▶ [Set task]: Look through the entries and report how many lines include the word "name". Give the number alone.

[Items from a data source]
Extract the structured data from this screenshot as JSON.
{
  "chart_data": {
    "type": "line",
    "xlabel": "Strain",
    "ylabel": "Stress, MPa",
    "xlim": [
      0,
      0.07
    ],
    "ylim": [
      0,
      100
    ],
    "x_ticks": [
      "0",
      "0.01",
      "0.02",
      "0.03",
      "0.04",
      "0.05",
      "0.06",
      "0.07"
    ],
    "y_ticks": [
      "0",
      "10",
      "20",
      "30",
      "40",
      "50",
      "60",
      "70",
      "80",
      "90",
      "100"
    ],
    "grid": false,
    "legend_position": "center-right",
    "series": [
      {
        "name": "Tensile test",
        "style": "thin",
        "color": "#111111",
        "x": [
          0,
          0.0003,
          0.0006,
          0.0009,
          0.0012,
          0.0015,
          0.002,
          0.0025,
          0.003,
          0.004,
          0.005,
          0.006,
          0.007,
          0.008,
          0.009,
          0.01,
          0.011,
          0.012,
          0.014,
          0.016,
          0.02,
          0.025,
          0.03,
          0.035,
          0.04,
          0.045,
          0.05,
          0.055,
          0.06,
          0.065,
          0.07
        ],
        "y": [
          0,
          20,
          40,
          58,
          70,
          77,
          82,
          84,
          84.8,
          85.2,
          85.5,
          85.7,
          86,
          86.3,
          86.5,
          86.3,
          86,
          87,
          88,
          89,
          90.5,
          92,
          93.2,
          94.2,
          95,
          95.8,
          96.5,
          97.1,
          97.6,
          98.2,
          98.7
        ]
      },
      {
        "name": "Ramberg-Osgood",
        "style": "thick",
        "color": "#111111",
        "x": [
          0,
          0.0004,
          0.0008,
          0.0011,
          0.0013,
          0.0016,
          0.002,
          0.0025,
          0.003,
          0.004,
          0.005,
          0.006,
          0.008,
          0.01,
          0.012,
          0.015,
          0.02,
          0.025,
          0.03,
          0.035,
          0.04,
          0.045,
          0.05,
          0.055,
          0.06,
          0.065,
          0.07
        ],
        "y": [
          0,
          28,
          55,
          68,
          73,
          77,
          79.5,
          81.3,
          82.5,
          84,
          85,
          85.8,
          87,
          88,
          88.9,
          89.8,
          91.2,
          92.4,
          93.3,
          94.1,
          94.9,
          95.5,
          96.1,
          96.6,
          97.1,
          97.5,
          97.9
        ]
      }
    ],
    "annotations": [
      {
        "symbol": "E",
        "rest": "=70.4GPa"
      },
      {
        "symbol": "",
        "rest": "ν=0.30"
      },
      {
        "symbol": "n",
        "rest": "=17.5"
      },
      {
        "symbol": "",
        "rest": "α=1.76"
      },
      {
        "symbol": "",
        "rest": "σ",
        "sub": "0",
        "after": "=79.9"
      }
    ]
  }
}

▶ [Response below]: 2